Task:
Give a verbatim copy of the lines below, minus the pictures.

Dataset:

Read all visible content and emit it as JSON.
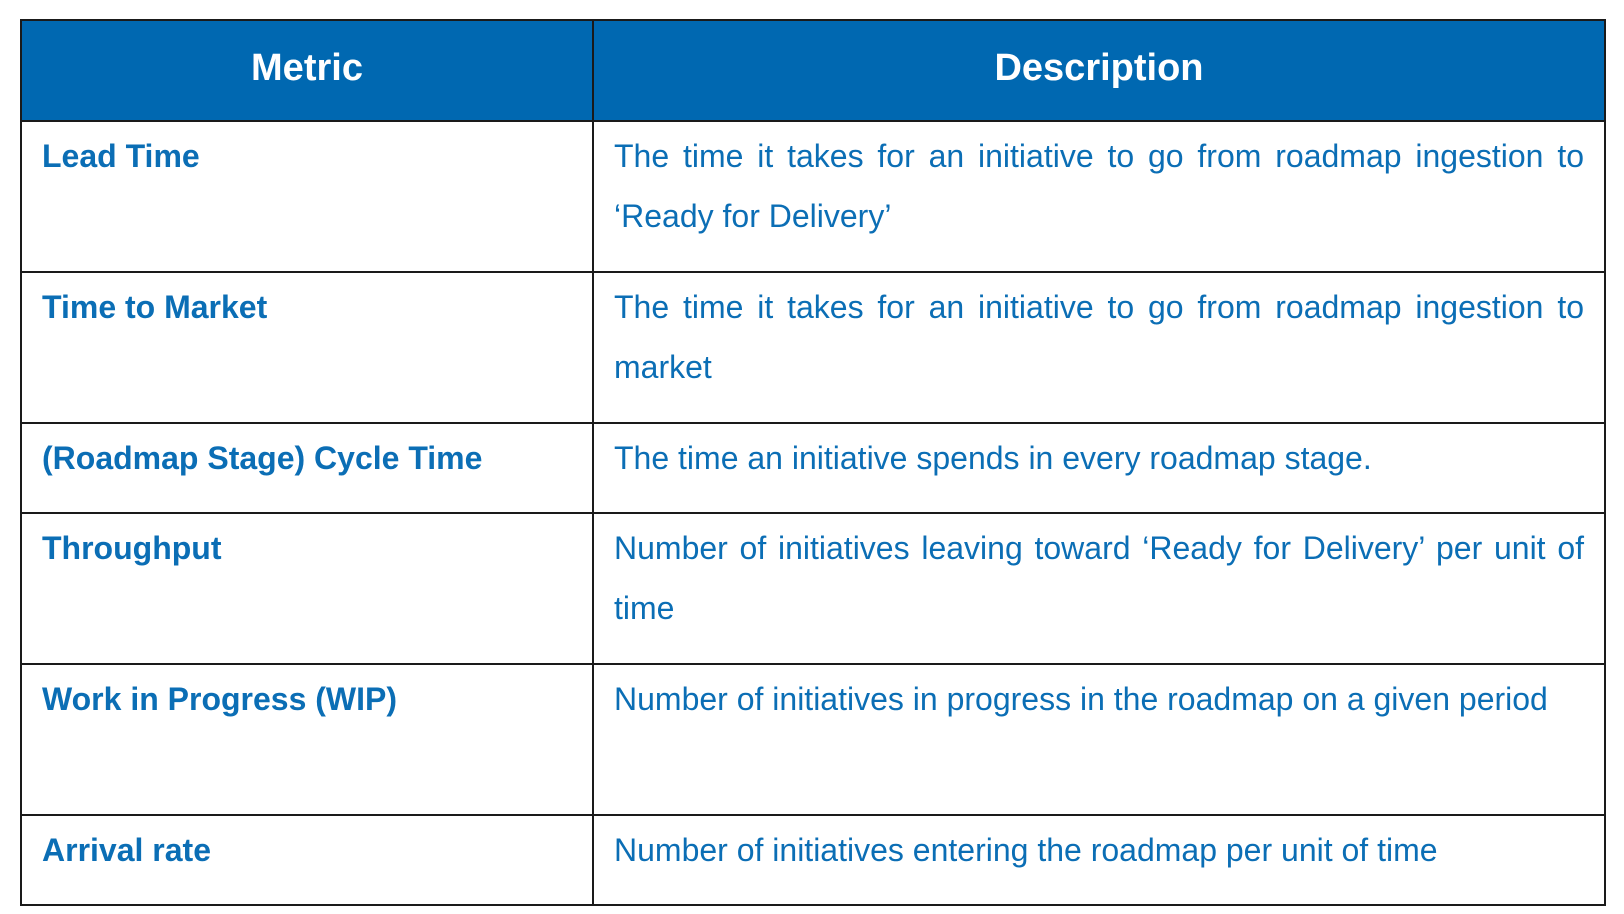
{
  "table": {
    "headers": {
      "metric": "Metric",
      "description": "Description"
    },
    "rows": [
      {
        "metric": "Lead Time",
        "description": "The time it takes for an initiative to go from roadmap ingestion to ‘Ready for Delivery’"
      },
      {
        "metric": "Time to Market",
        "description": "The time it takes for an initiative to go from roadmap ingestion to market"
      },
      {
        "metric": "(Roadmap Stage) Cycle Time",
        "description": "The time an initiative spends in every roadmap stage."
      },
      {
        "metric": "Throughput",
        "description": "Number of initiatives leaving toward ‘Ready for Delivery’ per unit of time"
      },
      {
        "metric": "Work in Progress (WIP)",
        "description": "Number of initiatives in progress in the roadmap on a given period"
      },
      {
        "metric": "Arrival rate",
        "description": "Number of initiatives entering the roadmap per unit of time"
      }
    ]
  },
  "colors": {
    "header_background": "#0068b1",
    "header_text": "#ffffff",
    "body_text": "#0b6eb5",
    "border": "#1a1a1a"
  }
}
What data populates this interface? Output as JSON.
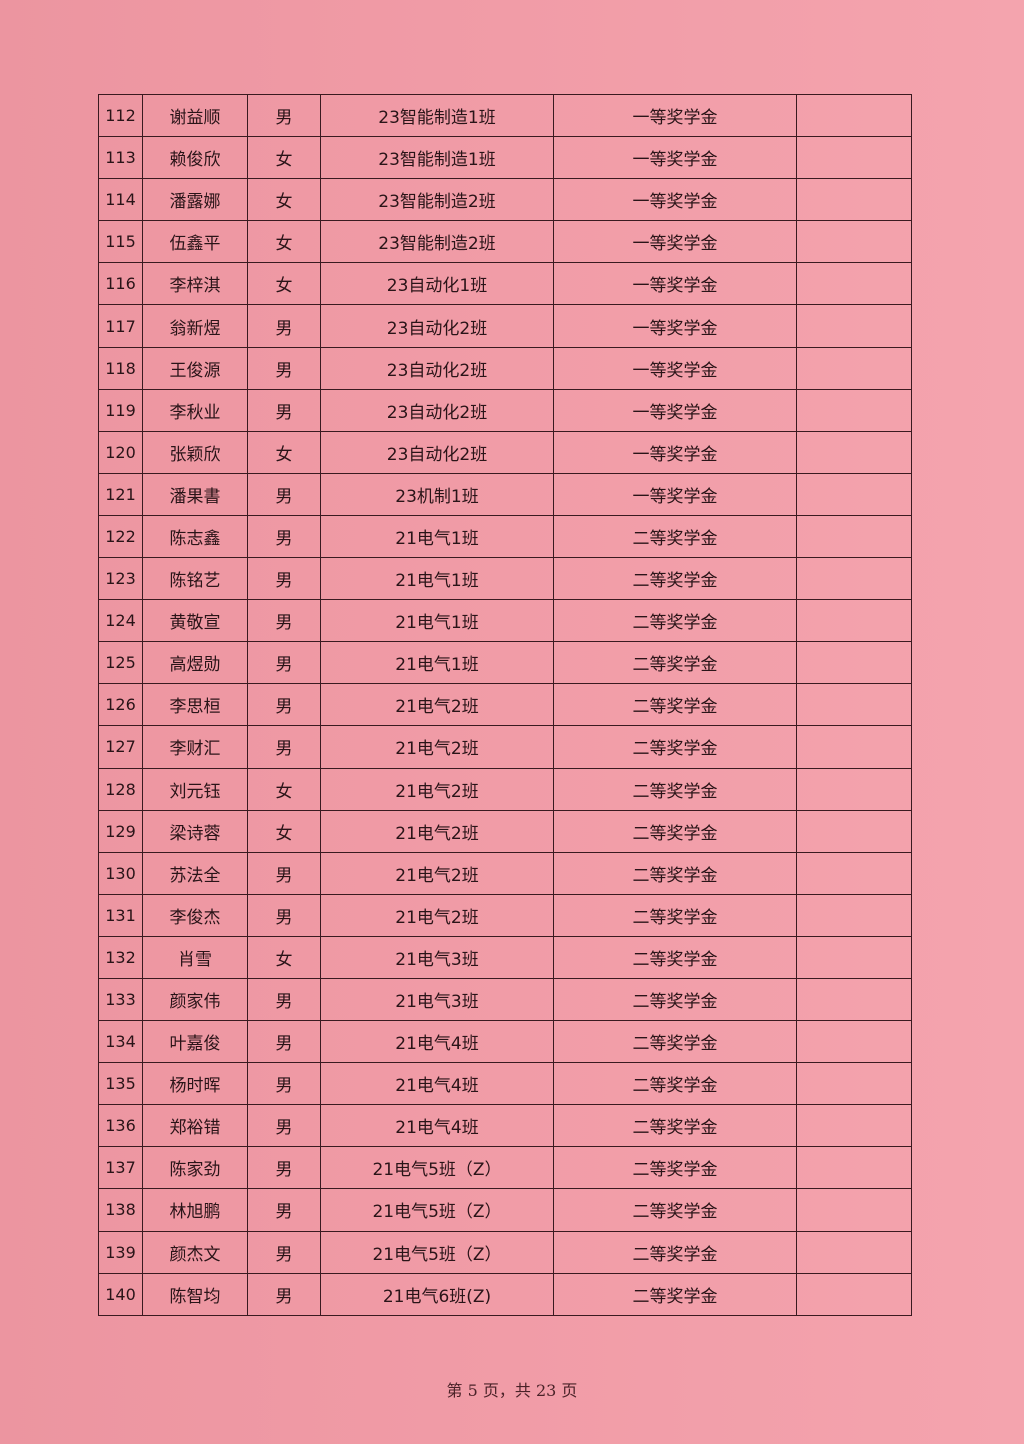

Task answer:
Read all visible content and emit it as JSON.
{
  "table": {
    "headers": {
      "metric": "Metric",
      "description": "Description"
    },
    "rows": [
      {
        "metric": "Lead Time",
        "description": "The time it takes for an initiative to go from roadmap ingestion to ‘Ready for Delivery’"
      },
      {
        "metric": "Time to Market",
        "description": "The time it takes for an initiative to go from roadmap ingestion to market"
      },
      {
        "metric": "(Roadmap Stage) Cycle Time",
        "description": "The time an initiative spends in every roadmap stage."
      },
      {
        "metric": "Throughput",
        "description": "Number of initiatives leaving toward ‘Ready for Delivery’ per unit of time"
      },
      {
        "metric": "Work in Progress (WIP)",
        "description": "Number of initiatives in progress in the roadmap on a given period"
      },
      {
        "metric": "Arrival rate",
        "description": "Number of initiatives entering the roadmap per unit of time"
      }
    ]
  },
  "colors": {
    "header_background": "#0068b1",
    "header_text": "#ffffff",
    "body_text": "#0b6eb5",
    "border": "#1a1a1a"
  }
}
What data populates this interface? Output as JSON.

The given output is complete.